Stored records:
--
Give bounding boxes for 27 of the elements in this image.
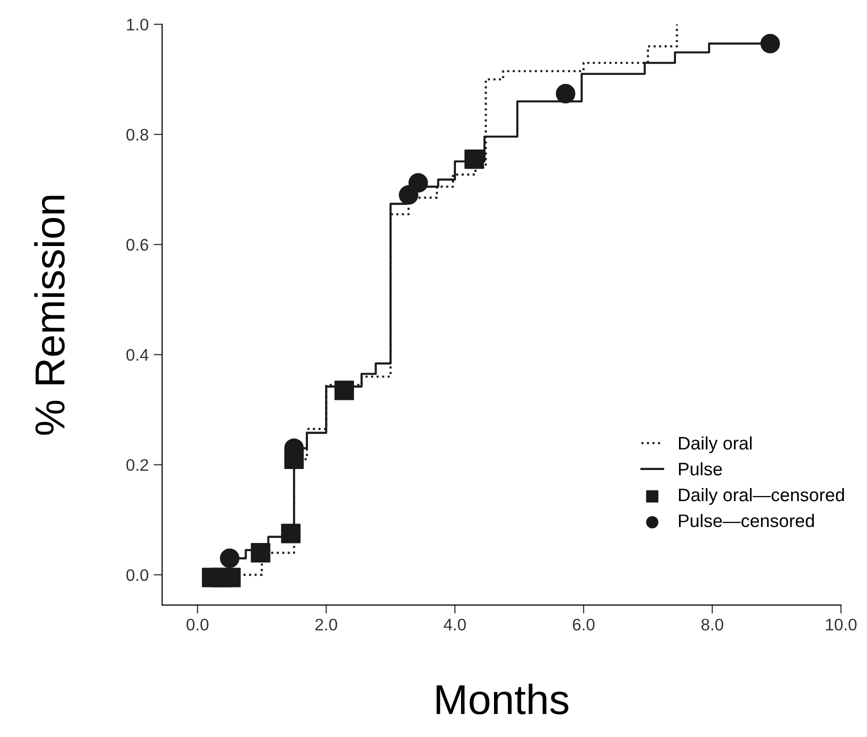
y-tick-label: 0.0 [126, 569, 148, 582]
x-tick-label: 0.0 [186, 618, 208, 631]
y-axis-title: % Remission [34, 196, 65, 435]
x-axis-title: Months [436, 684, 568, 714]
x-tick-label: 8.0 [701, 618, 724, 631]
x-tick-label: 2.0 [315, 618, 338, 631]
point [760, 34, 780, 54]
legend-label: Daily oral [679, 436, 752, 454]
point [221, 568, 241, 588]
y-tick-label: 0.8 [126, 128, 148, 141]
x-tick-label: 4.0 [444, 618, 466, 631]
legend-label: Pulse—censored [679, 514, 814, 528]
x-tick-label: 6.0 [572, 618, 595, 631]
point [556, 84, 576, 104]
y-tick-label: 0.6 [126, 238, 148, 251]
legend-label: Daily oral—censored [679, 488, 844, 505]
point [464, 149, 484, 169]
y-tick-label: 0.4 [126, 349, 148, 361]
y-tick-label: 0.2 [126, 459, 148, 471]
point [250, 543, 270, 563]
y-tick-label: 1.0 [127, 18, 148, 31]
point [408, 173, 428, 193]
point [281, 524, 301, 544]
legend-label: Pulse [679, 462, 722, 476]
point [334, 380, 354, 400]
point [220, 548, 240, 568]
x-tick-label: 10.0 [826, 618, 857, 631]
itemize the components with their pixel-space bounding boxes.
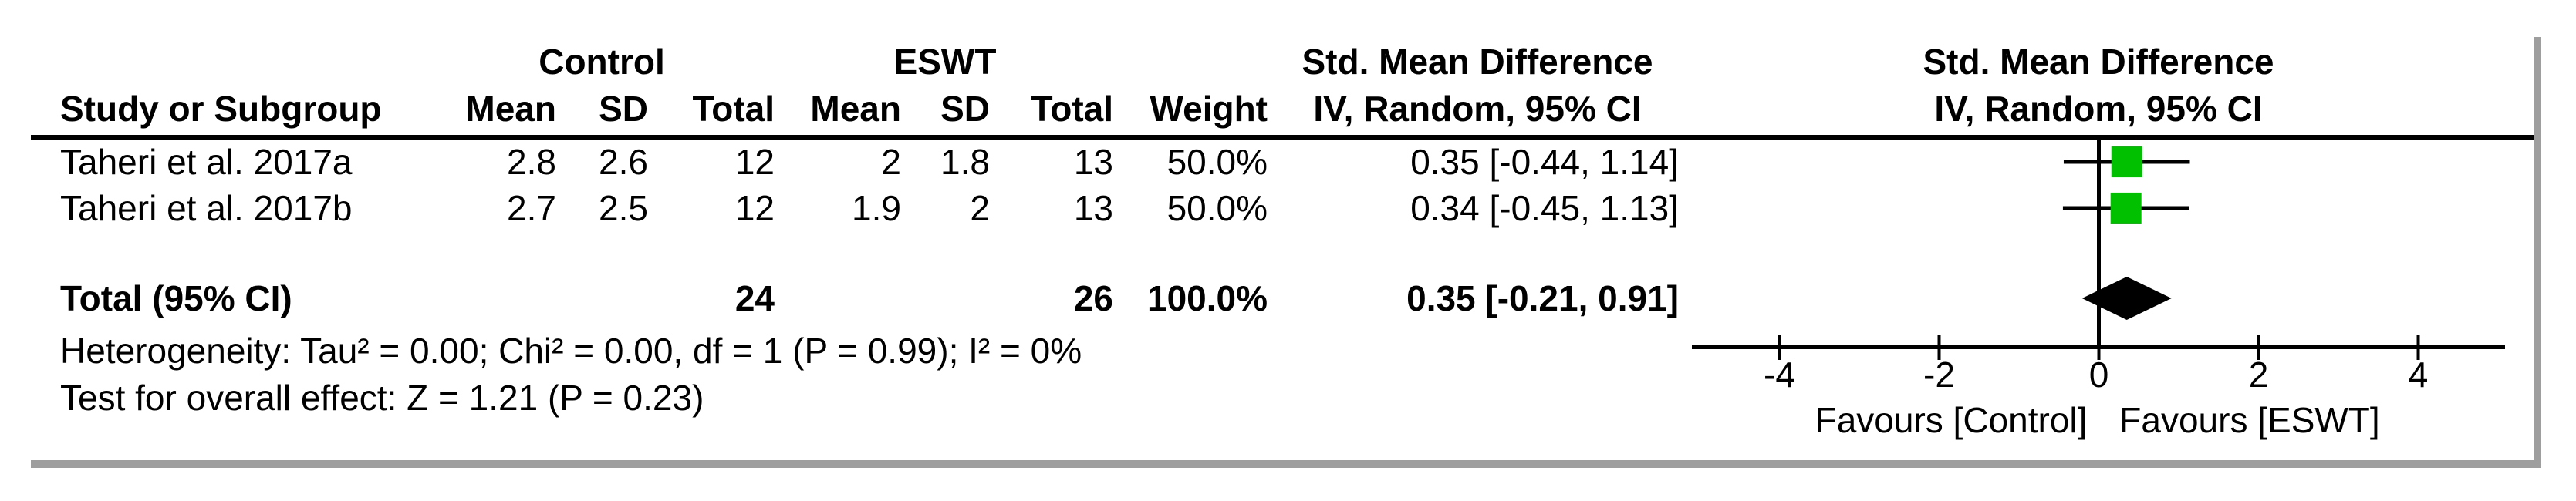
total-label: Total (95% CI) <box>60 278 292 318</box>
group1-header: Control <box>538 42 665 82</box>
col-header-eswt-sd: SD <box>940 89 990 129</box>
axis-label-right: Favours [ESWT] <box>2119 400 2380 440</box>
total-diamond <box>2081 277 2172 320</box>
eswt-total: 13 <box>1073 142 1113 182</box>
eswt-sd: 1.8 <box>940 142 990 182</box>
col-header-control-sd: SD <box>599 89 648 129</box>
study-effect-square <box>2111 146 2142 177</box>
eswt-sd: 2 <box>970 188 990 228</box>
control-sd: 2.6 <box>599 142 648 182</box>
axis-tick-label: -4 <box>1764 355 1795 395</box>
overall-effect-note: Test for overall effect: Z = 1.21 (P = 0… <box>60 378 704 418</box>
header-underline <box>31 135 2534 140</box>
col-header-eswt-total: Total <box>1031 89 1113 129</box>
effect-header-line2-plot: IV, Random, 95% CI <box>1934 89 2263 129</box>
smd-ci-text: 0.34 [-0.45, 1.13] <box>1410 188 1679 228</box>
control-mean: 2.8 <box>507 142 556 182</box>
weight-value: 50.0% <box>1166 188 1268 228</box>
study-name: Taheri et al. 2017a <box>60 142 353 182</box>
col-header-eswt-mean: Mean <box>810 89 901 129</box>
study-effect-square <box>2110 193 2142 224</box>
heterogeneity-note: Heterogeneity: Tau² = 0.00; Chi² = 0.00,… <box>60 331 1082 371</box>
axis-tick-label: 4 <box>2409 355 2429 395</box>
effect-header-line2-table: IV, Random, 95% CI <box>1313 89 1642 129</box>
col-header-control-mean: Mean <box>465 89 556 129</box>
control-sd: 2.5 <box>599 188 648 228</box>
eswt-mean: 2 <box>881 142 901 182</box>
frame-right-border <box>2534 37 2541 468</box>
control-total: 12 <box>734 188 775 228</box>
--
Write out every one of the lines above word for word, leaving out the pictures.

Result of this task:
Give bounding boxes for 27 of the elements in this image.
y-tick-label: 0.0 [126, 569, 148, 582]
x-tick-label: 0.0 [186, 618, 208, 631]
y-axis-title: % Remission [34, 196, 65, 435]
x-axis-title: Months [436, 684, 568, 714]
x-tick-label: 8.0 [701, 618, 724, 631]
x-tick-label: 2.0 [315, 618, 338, 631]
point [760, 34, 780, 54]
legend-label: Daily oral [679, 436, 752, 454]
point [221, 568, 241, 588]
y-tick-label: 0.8 [126, 128, 148, 141]
x-tick-label: 4.0 [444, 618, 466, 631]
legend-label: Pulse—censored [679, 514, 814, 528]
x-tick-label: 6.0 [572, 618, 595, 631]
point [556, 84, 576, 104]
y-tick-label: 0.6 [126, 238, 148, 251]
legend-label: Daily oral—censored [679, 488, 844, 505]
point [464, 149, 484, 169]
y-tick-label: 0.4 [126, 349, 148, 361]
y-tick-label: 0.2 [126, 459, 148, 471]
point [250, 543, 270, 563]
y-tick-label: 1.0 [127, 18, 148, 31]
point [408, 173, 428, 193]
point [281, 524, 301, 544]
legend-label: Pulse [679, 462, 722, 476]
point [334, 380, 354, 400]
point [220, 548, 240, 568]
x-tick-label: 10.0 [826, 618, 857, 631]
itemize the components with their pixel-space bounding boxes.
total-label: Total (95% CI) <box>60 278 292 318</box>
group1-header: Control <box>538 42 665 82</box>
col-header-eswt-sd: SD <box>940 89 990 129</box>
axis-label-right: Favours [ESWT] <box>2119 400 2380 440</box>
total-diamond <box>2081 277 2172 320</box>
eswt-total: 13 <box>1073 142 1113 182</box>
eswt-sd: 1.8 <box>940 142 990 182</box>
col-header-control-sd: SD <box>599 89 648 129</box>
study-effect-square <box>2111 146 2142 177</box>
eswt-sd: 2 <box>970 188 990 228</box>
control-sd: 2.6 <box>599 142 648 182</box>
axis-tick-label: -4 <box>1764 355 1795 395</box>
overall-effect-note: Test for overall effect: Z = 1.21 (P = 0… <box>60 378 704 418</box>
header-underline <box>31 135 2534 140</box>
col-header-eswt-total: Total <box>1031 89 1113 129</box>
effect-header-line2-plot: IV, Random, 95% CI <box>1934 89 2263 129</box>
smd-ci-text: 0.34 [-0.45, 1.13] <box>1410 188 1679 228</box>
control-mean: 2.8 <box>507 142 556 182</box>
weight-value: 50.0% <box>1166 188 1268 228</box>
study-name: Taheri et al. 2017a <box>60 142 353 182</box>
col-header-eswt-mean: Mean <box>810 89 901 129</box>
study-effect-square <box>2110 193 2142 224</box>
heterogeneity-note: Heterogeneity: Tau² = 0.00; Chi² = 0.00,… <box>60 331 1082 371</box>
axis-tick-label: 4 <box>2409 355 2429 395</box>
effect-header-line2-table: IV, Random, 95% CI <box>1313 89 1642 129</box>
col-header-control-mean: Mean <box>465 89 556 129</box>
control-sd: 2.5 <box>599 188 648 228</box>
eswt-mean: 2 <box>881 142 901 182</box>
frame-right-border <box>2534 37 2541 468</box>
control-total: 12 <box>734 188 775 228</box>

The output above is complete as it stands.